Read through the records below and copy each line that uses the word "connector".

**INFORMATION SHOWN**
▬▬▬▬▬▬▬▬▬▬
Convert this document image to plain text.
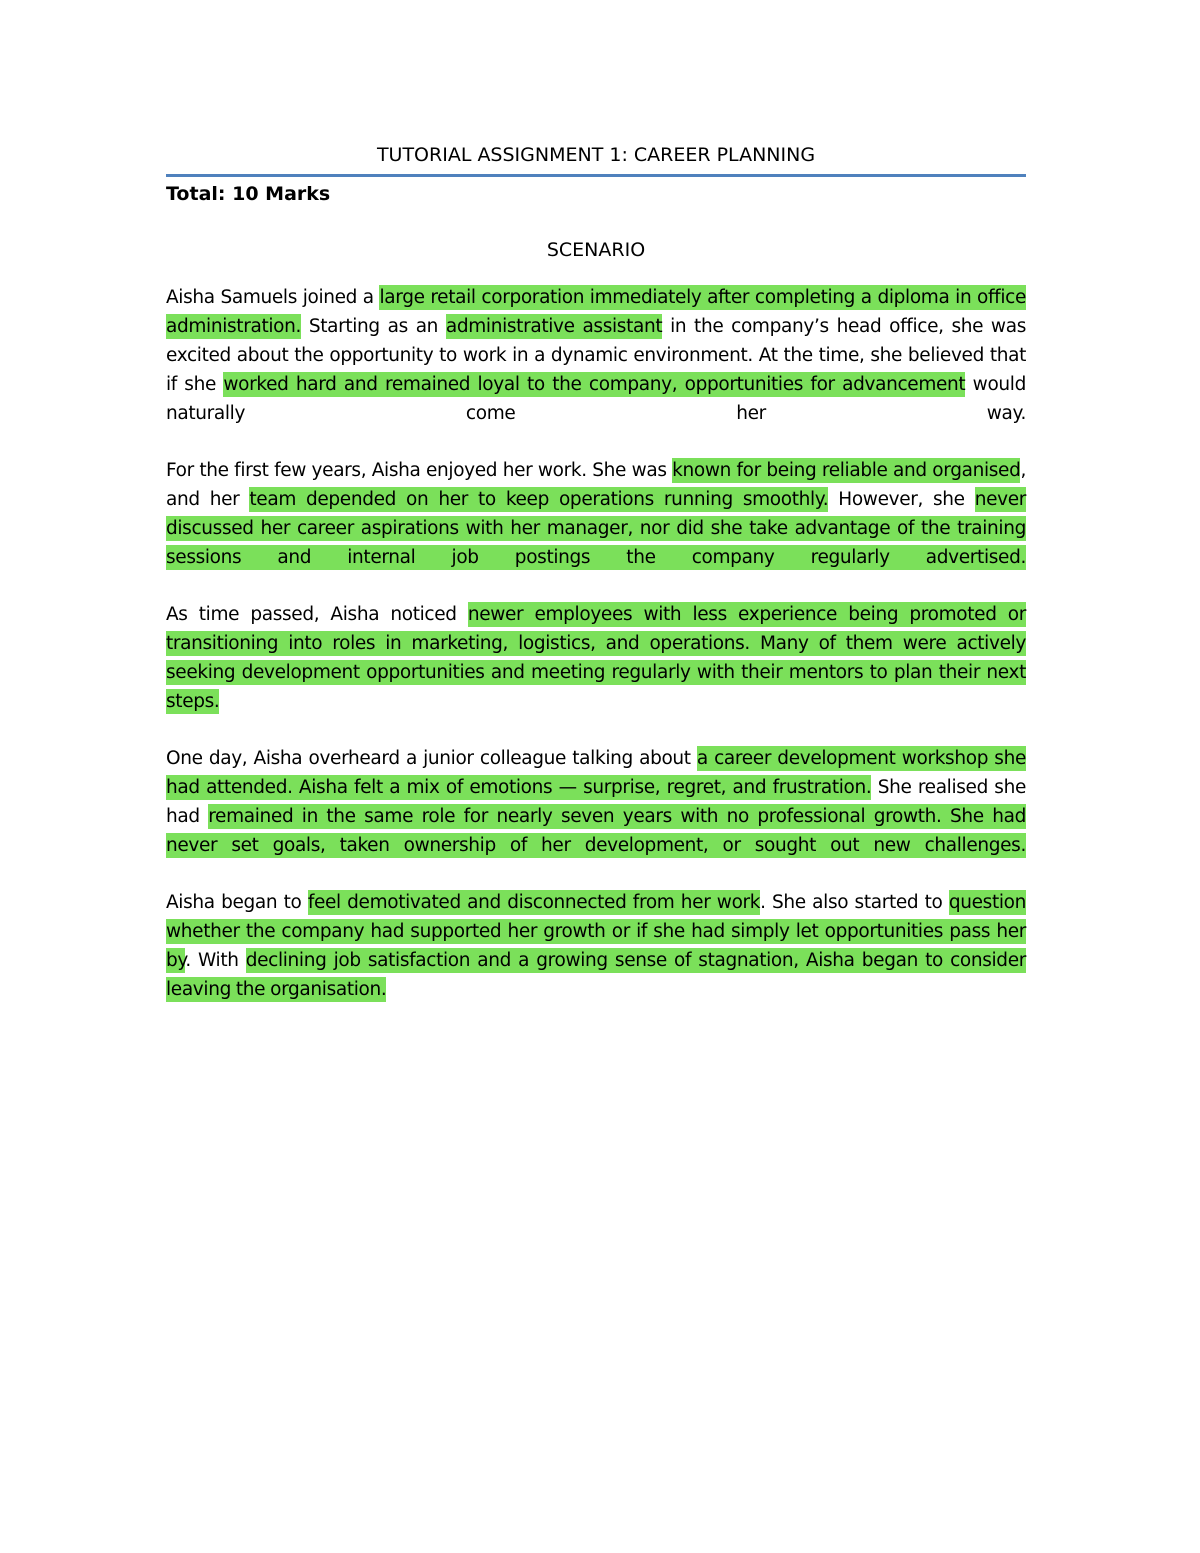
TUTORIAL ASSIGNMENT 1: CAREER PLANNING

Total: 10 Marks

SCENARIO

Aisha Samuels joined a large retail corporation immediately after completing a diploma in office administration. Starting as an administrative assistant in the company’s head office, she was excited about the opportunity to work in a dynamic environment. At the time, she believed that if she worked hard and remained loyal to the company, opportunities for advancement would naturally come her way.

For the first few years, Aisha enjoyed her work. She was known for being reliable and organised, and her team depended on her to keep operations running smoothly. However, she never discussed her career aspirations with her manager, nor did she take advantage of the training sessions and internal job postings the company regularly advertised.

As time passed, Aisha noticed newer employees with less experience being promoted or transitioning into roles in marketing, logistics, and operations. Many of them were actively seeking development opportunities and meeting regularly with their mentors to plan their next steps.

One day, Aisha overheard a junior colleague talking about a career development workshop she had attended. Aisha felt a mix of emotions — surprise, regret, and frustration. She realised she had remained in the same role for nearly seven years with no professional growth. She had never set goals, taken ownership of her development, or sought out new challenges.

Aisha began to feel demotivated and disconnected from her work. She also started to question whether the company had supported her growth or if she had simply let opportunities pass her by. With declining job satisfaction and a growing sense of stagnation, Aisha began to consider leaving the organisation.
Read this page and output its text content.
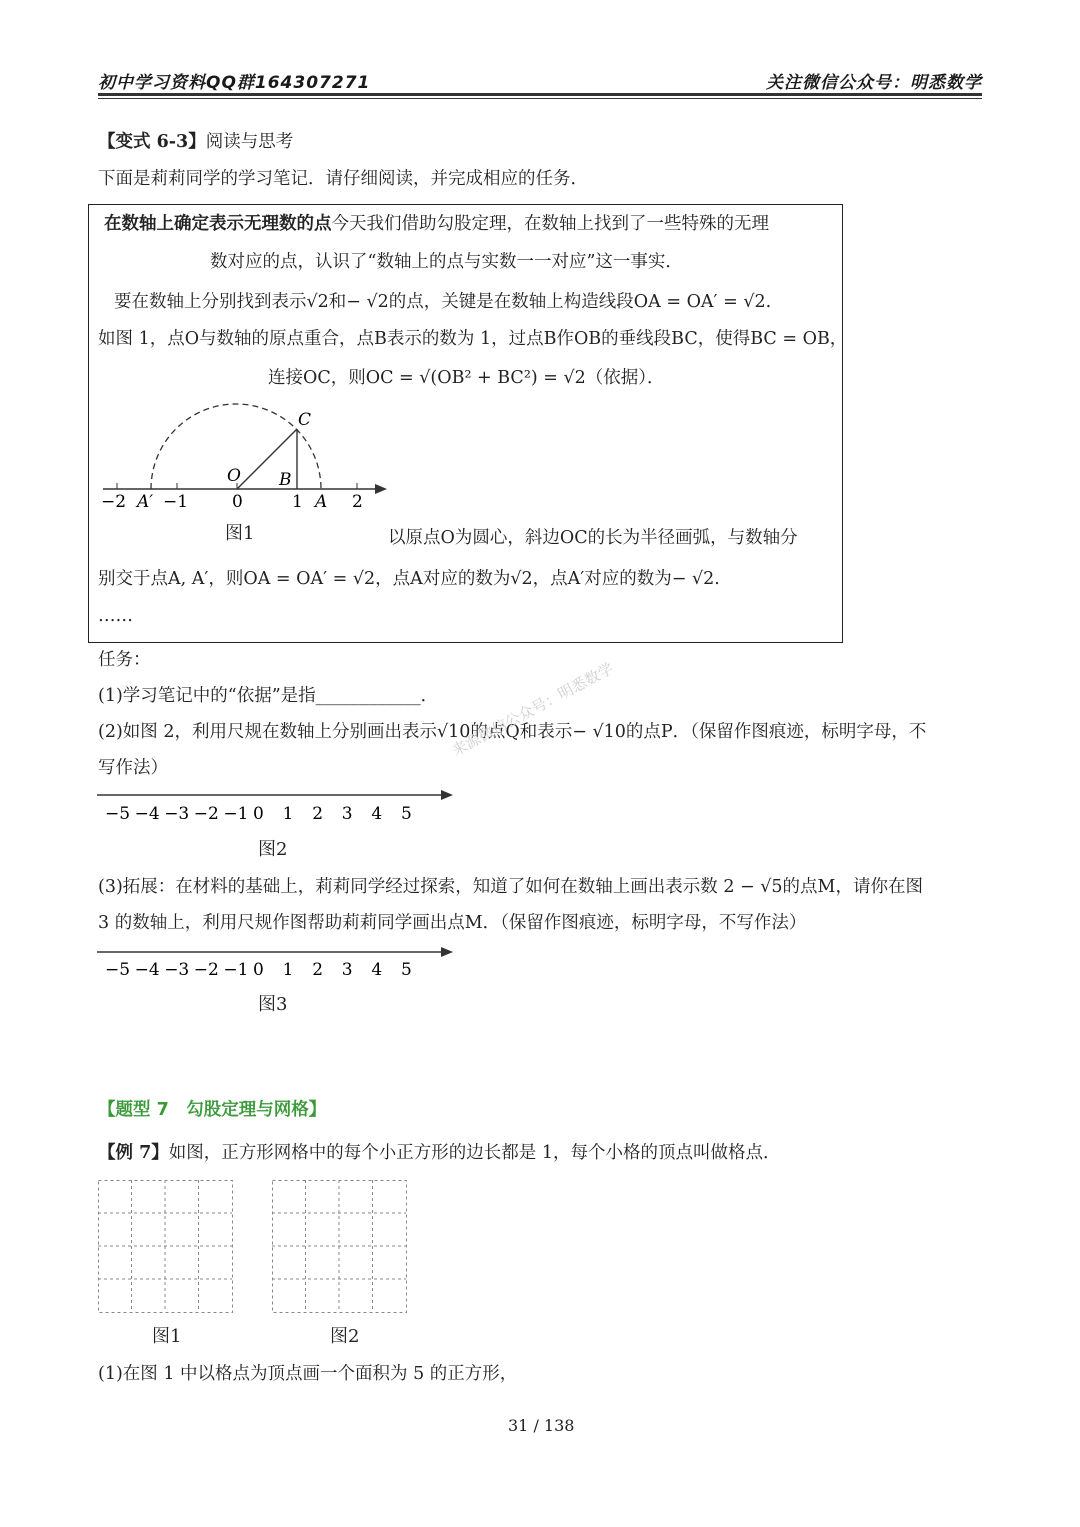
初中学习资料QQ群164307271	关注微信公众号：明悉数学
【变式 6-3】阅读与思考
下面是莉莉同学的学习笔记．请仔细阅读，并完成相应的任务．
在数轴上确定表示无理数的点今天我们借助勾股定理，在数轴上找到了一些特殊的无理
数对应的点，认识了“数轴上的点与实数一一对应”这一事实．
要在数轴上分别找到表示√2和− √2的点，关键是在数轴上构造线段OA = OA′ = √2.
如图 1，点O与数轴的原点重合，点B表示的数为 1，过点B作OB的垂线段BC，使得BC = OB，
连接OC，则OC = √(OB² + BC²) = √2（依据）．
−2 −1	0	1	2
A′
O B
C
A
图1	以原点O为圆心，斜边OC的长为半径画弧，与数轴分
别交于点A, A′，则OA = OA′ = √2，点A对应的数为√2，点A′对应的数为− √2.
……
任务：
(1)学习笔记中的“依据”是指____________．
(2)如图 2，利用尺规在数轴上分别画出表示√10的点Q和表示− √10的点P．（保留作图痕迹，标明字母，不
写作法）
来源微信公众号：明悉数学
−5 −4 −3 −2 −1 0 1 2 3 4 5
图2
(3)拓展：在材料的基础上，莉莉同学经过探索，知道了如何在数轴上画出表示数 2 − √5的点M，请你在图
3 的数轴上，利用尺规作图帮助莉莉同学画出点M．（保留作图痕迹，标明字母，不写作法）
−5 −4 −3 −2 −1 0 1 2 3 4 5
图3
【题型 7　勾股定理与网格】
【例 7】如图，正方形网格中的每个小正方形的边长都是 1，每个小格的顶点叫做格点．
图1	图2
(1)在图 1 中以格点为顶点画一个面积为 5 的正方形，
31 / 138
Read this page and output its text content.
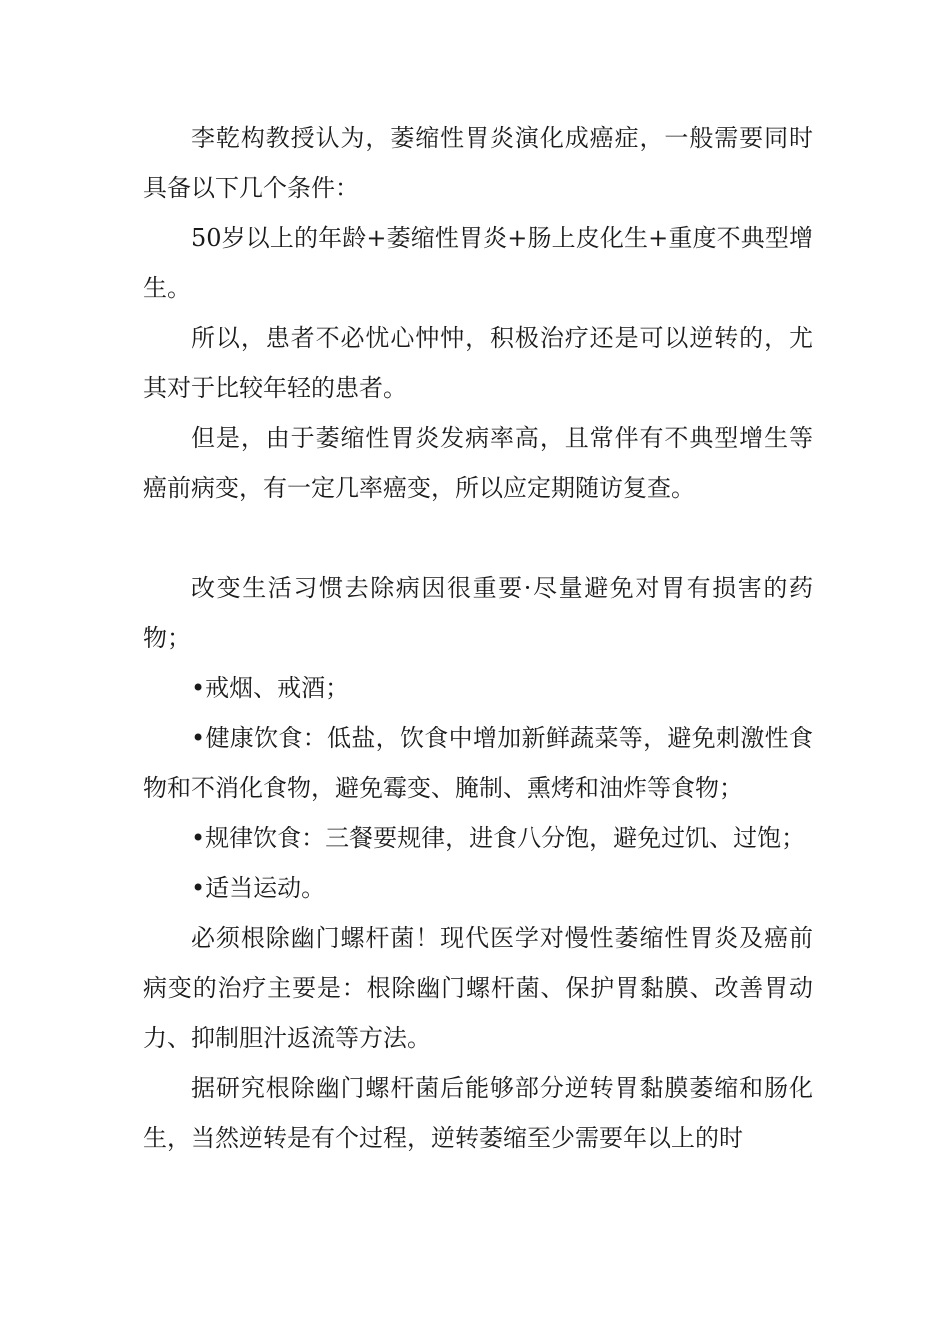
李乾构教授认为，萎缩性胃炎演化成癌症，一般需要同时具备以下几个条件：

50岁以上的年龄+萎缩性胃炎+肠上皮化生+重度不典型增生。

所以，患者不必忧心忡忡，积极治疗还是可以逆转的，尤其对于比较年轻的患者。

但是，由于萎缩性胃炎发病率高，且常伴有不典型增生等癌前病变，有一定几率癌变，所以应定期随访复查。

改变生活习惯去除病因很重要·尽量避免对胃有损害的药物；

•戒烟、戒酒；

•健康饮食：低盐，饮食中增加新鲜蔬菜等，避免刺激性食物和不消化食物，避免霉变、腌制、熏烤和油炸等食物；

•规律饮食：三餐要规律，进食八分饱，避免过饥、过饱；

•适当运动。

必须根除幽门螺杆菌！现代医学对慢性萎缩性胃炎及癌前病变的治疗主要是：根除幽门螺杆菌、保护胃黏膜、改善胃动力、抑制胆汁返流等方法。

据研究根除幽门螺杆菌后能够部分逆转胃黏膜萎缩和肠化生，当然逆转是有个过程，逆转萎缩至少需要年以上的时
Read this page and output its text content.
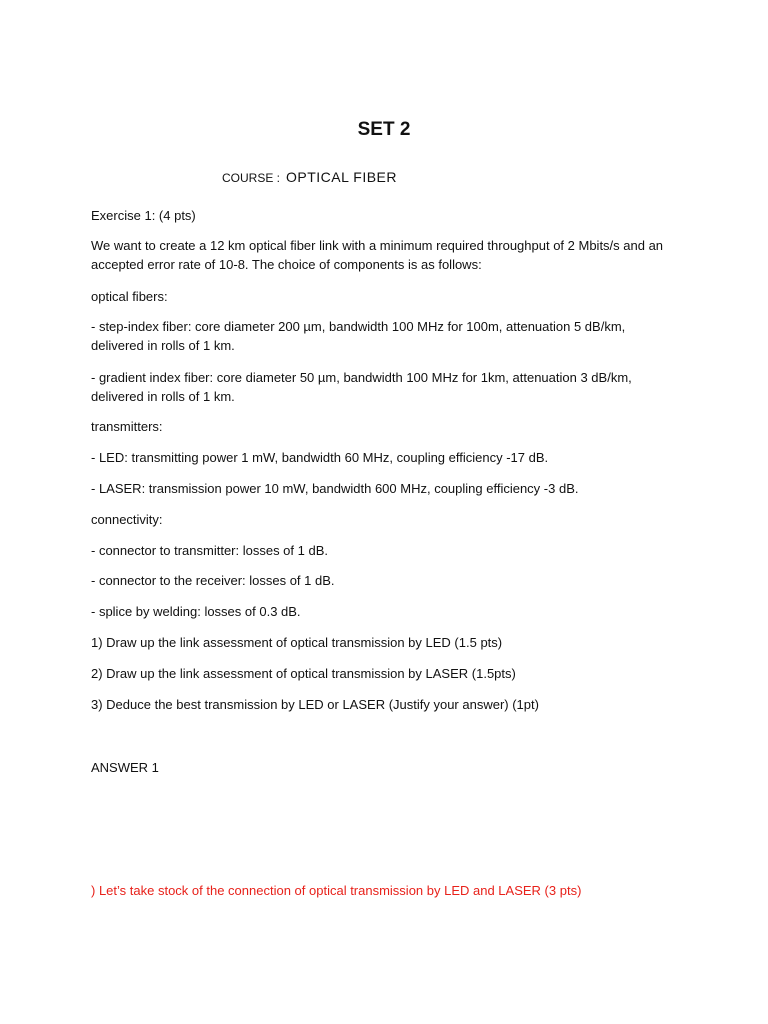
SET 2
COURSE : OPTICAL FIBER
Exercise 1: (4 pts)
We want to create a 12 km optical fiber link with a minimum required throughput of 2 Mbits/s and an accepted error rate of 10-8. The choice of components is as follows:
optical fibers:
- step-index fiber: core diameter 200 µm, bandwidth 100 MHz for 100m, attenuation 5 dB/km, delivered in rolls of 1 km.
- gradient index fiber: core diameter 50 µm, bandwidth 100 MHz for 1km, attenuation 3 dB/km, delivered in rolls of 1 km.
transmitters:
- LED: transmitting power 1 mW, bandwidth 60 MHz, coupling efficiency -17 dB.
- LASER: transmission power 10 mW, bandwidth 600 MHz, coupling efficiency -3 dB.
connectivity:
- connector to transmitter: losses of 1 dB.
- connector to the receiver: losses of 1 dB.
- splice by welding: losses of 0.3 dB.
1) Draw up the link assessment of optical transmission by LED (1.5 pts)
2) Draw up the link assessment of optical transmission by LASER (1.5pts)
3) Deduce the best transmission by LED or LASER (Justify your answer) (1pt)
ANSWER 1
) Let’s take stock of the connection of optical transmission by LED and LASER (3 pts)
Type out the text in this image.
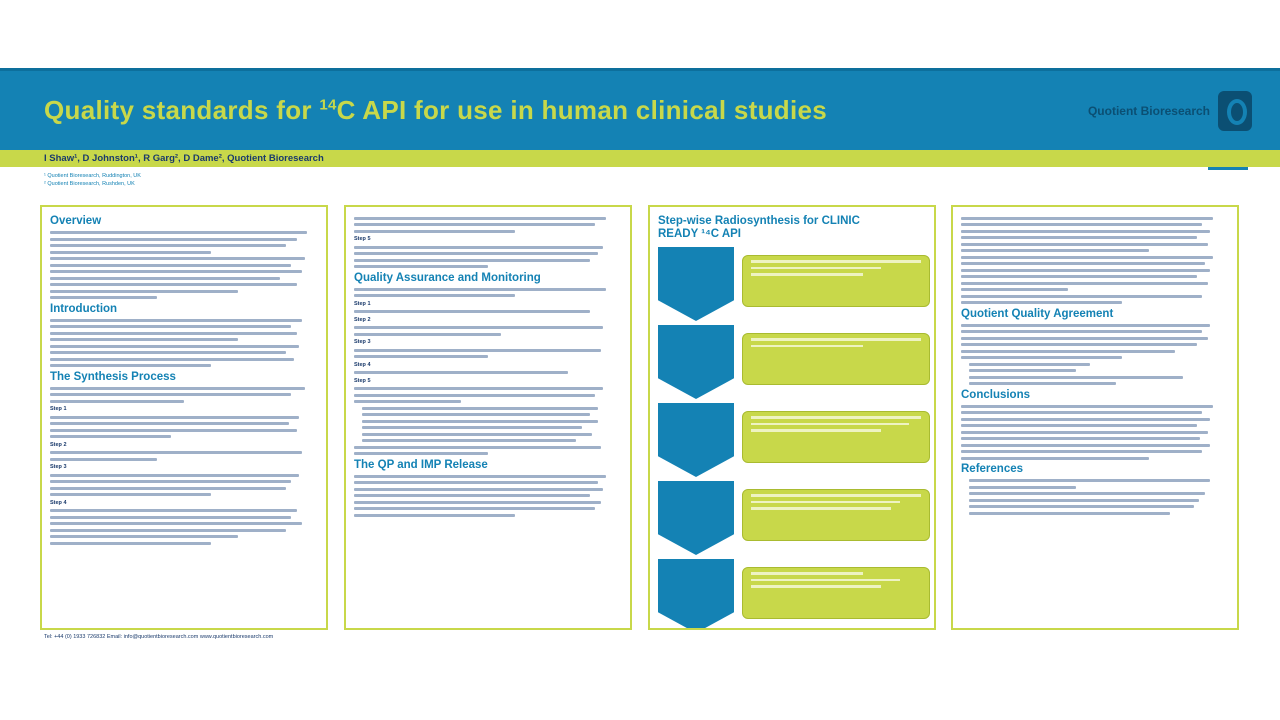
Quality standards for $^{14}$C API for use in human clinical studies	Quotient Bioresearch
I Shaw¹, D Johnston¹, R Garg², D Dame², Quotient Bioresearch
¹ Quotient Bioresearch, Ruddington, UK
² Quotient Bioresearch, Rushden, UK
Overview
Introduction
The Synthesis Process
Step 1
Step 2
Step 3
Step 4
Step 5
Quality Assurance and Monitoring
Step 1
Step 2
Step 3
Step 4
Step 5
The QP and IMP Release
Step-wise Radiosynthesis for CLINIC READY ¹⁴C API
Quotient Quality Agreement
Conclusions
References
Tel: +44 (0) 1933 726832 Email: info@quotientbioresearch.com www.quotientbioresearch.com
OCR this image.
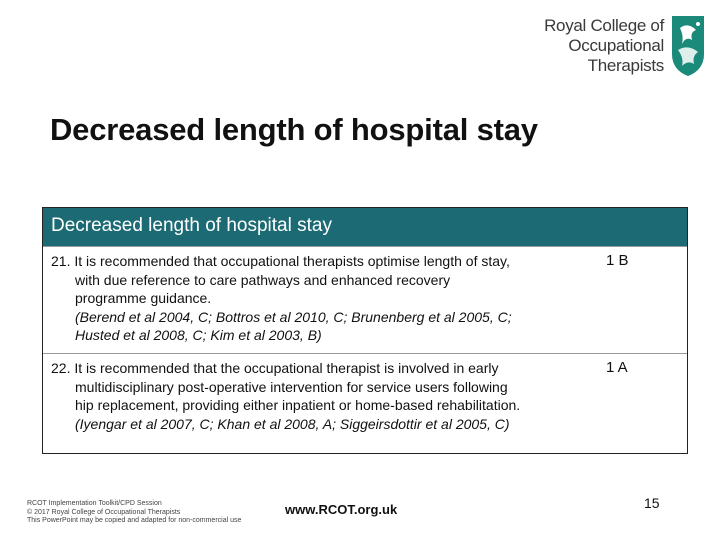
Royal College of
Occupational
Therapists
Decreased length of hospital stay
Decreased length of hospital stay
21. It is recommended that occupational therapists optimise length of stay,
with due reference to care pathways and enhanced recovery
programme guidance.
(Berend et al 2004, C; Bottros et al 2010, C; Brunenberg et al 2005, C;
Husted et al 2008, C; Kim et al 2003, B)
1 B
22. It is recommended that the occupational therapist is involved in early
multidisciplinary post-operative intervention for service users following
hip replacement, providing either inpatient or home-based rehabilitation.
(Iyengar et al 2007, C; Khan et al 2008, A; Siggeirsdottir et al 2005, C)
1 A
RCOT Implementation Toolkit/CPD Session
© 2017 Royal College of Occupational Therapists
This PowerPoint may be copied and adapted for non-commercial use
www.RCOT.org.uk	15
▬▬▬▬▬▬▬▬▬▬
**RESPONSE BELOW**
- connector to transmitter: losses of 1 dB.
- connector to the receiver: losses of 1 dB.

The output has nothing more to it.